_Exercise objective_:
Reproduce every one of the following lines word for word, with nothing changed.

Recorded data:
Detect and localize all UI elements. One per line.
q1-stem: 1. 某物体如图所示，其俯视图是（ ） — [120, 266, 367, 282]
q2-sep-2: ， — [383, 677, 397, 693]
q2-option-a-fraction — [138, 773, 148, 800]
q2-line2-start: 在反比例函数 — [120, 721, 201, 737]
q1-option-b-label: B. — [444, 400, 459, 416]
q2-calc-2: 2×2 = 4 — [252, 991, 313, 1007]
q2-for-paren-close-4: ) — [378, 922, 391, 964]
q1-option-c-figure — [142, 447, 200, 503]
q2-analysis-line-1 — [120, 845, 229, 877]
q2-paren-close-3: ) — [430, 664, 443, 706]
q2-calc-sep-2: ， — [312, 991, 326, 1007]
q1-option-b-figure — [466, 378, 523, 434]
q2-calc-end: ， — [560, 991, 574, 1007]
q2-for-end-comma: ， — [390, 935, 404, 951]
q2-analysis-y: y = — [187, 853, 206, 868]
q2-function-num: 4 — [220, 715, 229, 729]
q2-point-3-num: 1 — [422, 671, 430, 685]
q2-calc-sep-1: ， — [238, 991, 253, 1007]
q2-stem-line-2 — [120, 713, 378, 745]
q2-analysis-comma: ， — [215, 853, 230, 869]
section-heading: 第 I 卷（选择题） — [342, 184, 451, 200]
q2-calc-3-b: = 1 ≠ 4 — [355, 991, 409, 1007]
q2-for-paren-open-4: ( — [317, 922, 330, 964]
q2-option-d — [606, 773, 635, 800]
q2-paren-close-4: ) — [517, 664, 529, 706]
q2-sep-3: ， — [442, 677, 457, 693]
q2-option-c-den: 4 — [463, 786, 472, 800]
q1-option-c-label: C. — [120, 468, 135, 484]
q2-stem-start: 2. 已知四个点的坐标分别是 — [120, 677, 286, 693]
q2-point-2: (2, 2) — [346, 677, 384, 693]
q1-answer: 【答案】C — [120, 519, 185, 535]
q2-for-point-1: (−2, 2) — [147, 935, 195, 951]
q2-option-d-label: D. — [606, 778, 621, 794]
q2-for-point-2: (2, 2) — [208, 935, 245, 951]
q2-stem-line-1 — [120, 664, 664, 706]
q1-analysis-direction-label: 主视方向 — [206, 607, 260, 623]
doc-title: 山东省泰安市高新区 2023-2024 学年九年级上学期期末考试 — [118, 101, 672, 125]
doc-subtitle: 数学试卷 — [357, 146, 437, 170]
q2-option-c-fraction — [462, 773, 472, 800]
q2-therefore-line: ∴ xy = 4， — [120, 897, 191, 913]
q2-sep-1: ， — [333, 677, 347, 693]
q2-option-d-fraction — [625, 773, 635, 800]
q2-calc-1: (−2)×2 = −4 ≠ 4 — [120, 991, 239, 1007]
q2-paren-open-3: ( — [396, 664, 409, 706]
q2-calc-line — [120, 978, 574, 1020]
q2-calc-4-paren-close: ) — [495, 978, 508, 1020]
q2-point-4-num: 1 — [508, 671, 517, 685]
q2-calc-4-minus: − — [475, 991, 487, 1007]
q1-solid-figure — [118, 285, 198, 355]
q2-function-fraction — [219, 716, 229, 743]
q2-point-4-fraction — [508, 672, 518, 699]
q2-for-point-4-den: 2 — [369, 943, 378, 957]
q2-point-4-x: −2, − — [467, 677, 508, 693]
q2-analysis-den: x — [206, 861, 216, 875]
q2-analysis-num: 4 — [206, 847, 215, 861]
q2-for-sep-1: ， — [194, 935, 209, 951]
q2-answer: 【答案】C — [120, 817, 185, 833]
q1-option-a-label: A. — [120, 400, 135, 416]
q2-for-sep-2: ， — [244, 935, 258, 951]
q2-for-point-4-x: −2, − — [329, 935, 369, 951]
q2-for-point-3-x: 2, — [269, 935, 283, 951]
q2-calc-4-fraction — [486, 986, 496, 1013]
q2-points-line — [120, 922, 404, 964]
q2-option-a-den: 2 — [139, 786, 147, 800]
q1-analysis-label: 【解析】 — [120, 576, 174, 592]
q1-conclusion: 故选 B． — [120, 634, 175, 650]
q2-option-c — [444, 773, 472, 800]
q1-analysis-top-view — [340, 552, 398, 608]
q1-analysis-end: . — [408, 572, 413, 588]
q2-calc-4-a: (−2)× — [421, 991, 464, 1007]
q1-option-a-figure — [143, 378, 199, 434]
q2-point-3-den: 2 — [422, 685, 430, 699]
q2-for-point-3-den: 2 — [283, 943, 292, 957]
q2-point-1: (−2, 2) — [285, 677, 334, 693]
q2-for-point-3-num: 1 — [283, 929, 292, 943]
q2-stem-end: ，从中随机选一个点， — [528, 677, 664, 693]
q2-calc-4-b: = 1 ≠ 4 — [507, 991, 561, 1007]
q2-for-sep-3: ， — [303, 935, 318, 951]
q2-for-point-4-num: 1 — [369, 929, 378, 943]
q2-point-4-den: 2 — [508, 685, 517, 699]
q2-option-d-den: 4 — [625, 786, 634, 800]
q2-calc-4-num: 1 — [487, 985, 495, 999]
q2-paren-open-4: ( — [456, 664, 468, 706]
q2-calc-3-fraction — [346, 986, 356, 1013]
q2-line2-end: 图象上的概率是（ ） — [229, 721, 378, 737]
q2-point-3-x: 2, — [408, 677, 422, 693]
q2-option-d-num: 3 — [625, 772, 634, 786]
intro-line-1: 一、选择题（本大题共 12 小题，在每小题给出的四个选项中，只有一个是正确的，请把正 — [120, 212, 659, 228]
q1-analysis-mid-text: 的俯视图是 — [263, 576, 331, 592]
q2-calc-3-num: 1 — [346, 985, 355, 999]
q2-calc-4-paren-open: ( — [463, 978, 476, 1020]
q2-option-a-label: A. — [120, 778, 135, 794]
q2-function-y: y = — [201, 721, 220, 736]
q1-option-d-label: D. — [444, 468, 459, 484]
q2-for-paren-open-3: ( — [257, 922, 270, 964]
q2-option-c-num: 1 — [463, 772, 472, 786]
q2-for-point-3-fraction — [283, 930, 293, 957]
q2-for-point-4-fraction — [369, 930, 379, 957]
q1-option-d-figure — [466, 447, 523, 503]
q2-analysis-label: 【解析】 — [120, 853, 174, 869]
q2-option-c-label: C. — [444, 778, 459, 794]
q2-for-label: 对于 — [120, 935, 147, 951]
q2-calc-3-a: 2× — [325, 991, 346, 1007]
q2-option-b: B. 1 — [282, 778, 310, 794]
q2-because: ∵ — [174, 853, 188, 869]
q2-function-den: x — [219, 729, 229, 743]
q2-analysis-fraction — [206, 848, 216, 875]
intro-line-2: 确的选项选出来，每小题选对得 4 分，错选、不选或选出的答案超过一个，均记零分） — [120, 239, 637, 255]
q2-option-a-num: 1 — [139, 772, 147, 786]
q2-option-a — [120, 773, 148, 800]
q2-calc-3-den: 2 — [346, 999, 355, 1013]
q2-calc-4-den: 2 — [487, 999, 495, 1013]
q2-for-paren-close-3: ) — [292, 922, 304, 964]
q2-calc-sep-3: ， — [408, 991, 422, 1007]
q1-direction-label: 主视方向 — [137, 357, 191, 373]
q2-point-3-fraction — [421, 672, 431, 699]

_Completed task_:
Detect and localize all UI elements. One per line.
q1-stem: 1. 某物体如图所示，其俯视图是（ ） — [120, 266, 367, 282]
q2-sep-2: ， — [383, 677, 397, 693]
q2-option-a-fraction — [138, 773, 148, 800]
q2-line2-start: 在反比例函数 — [120, 721, 201, 737]
q1-option-b-label: B. — [444, 400, 459, 416]
q2-calc-2: 2×2 = 4 — [252, 991, 313, 1007]
q2-for-paren-close-4: ) — [378, 922, 391, 964]
q1-option-c-figure — [142, 447, 200, 503]
q2-analysis-line-1 — [120, 845, 229, 877]
q2-paren-close-3: ) — [430, 664, 443, 706]
q2-calc-sep-2: ， — [312, 991, 326, 1007]
q1-option-b-figure — [466, 378, 523, 434]
q2-calc-end: ， — [560, 991, 574, 1007]
q2-for-end-comma: ， — [390, 935, 404, 951]
q2-analysis-y: y = — [187, 853, 206, 868]
q2-function-num: 4 — [220, 715, 229, 729]
q2-point-3-num: 1 — [422, 671, 430, 685]
q2-calc-sep-1: ， — [238, 991, 253, 1007]
q2-stem-line-2 — [120, 713, 378, 745]
q2-analysis-comma: ， — [215, 853, 230, 869]
section-heading: 第 I 卷（选择题） — [342, 184, 451, 200]
q2-calc-3-b: = 1 ≠ 4 — [355, 991, 409, 1007]
q2-for-paren-open-4: ( — [317, 922, 330, 964]
q2-option-d — [606, 773, 635, 800]
q2-paren-close-4: ) — [517, 664, 529, 706]
q2-sep-3: ， — [442, 677, 457, 693]
q2-option-c-den: 4 — [463, 786, 472, 800]
q1-option-c-label: C. — [120, 468, 135, 484]
q2-stem-start: 2. 已知四个点的坐标分别是 — [120, 677, 286, 693]
q2-point-2: (2, 2) — [346, 677, 384, 693]
q1-answer: 【答案】C — [120, 519, 185, 535]
q2-for-point-1: (−2, 2) — [147, 935, 195, 951]
q2-option-d-label: D. — [606, 778, 621, 794]
q2-for-point-2: (2, 2) — [208, 935, 245, 951]
q2-stem-line-1 — [120, 664, 664, 706]
q1-analysis-direction-label: 主视方向 — [206, 607, 260, 623]
doc-title: 山东省泰安市高新区 2023-2024 学年九年级上学期期末考试 — [118, 101, 672, 125]
doc-subtitle: 数学试卷 — [357, 146, 437, 170]
q2-option-c-fraction — [462, 773, 472, 800]
q2-therefore-line: ∴ xy = 4， — [120, 897, 191, 913]
q2-sep-1: ， — [333, 677, 347, 693]
q2-option-d-fraction — [625, 773, 635, 800]
q2-calc-1: (−2)×2 = −4 ≠ 4 — [120, 991, 239, 1007]
q2-paren-open-3: ( — [396, 664, 409, 706]
q2-calc-line — [120, 978, 574, 1020]
q2-calc-4-paren-close: ) — [495, 978, 508, 1020]
q2-point-4-num: 1 — [508, 671, 517, 685]
q2-calc-4-minus: − — [475, 991, 487, 1007]
q1-solid-figure — [118, 285, 198, 355]
q2-function-fraction — [219, 716, 229, 743]
q2-point-4-fraction — [508, 672, 518, 699]
q2-for-point-4-den: 2 — [369, 943, 378, 957]
q2-point-4-x: −2, − — [467, 677, 508, 693]
q2-analysis-den: x — [206, 861, 216, 875]
q2-analysis-num: 4 — [206, 847, 215, 861]
q2-for-sep-1: ， — [194, 935, 209, 951]
q2-answer: 【答案】C — [120, 817, 185, 833]
q1-option-a-label: A. — [120, 400, 135, 416]
q2-for-sep-2: ， — [244, 935, 258, 951]
q2-for-point-4-x: −2, − — [329, 935, 369, 951]
q2-for-point-3-x: 2, — [269, 935, 283, 951]
q2-calc-4-fraction — [486, 986, 496, 1013]
q2-points-line — [120, 922, 404, 964]
q2-option-a-den: 2 — [139, 786, 147, 800]
q1-analysis-label: 【解析】 — [120, 576, 174, 592]
q1-conclusion: 故选 B． — [120, 634, 175, 650]
q2-option-c — [444, 773, 472, 800]
q1-analysis-top-view — [340, 552, 398, 608]
q1-analysis-end: . — [408, 572, 413, 588]
q2-calc-4-a: (−2)× — [421, 991, 464, 1007]
q1-option-a-figure — [143, 378, 199, 434]
q2-point-3-den: 2 — [422, 685, 430, 699]
q2-for-point-3-den: 2 — [283, 943, 292, 957]
q2-point-1: (−2, 2) — [285, 677, 334, 693]
q2-for-point-3-num: 1 — [283, 929, 292, 943]
q2-stem-end: ，从中随机选一个点， — [528, 677, 664, 693]
q2-calc-4-b: = 1 ≠ 4 — [507, 991, 561, 1007]
q2-for-sep-3: ， — [303, 935, 318, 951]
q2-for-point-4-num: 1 — [369, 929, 378, 943]
q2-point-4-den: 2 — [508, 685, 517, 699]
q2-option-d-den: 4 — [625, 786, 634, 800]
q2-calc-4-num: 1 — [487, 985, 495, 999]
q2-paren-open-4: ( — [456, 664, 468, 706]
q2-calc-3-fraction — [346, 986, 356, 1013]
q2-line2-end: 图象上的概率是（ ） — [229, 721, 378, 737]
q2-point-3-x: 2, — [408, 677, 422, 693]
q2-option-d-num: 3 — [625, 772, 634, 786]
intro-line-1: 一、选择题（本大题共 12 小题，在每小题给出的四个选项中，只有一个是正确的，请把正 — [120, 212, 659, 228]
q1-analysis-mid-text: 的俯视图是 — [263, 576, 331, 592]
q2-calc-3-num: 1 — [346, 985, 355, 999]
q2-calc-4-paren-open: ( — [463, 978, 476, 1020]
q2-option-a-label: A. — [120, 778, 135, 794]
q2-function-y: y = — [201, 721, 220, 736]
q1-option-d-label: D. — [444, 468, 459, 484]
q2-for-paren-open-3: ( — [257, 922, 270, 964]
q2-option-c-num: 1 — [463, 772, 472, 786]
q2-for-point-3-fraction — [283, 930, 293, 957]
q2-for-point-4-fraction — [369, 930, 379, 957]
q1-option-d-figure — [466, 447, 523, 503]
q2-analysis-label: 【解析】 — [120, 853, 174, 869]
q2-option-c-label: C. — [444, 778, 459, 794]
q2-for-label: 对于 — [120, 935, 147, 951]
q2-calc-3-a: 2× — [325, 991, 346, 1007]
q2-option-b: B. 1 — [282, 778, 310, 794]
q2-because: ∵ — [174, 853, 188, 869]
q2-function-den: x — [219, 729, 229, 743]
q2-analysis-fraction — [206, 848, 216, 875]
intro-line-2: 确的选项选出来，每小题选对得 4 分，错选、不选或选出的答案超过一个，均记零分） — [120, 239, 637, 255]
q2-option-a-num: 1 — [139, 772, 147, 786]
q2-option-a — [120, 773, 148, 800]
q2-calc-3-den: 2 — [346, 999, 355, 1013]
q2-calc-4-den: 2 — [487, 999, 495, 1013]
q2-for-paren-close-3: ) — [292, 922, 304, 964]
q2-calc-sep-3: ， — [408, 991, 422, 1007]
q1-direction-label: 主视方向 — [137, 357, 191, 373]
q2-point-3-fraction — [421, 672, 431, 699]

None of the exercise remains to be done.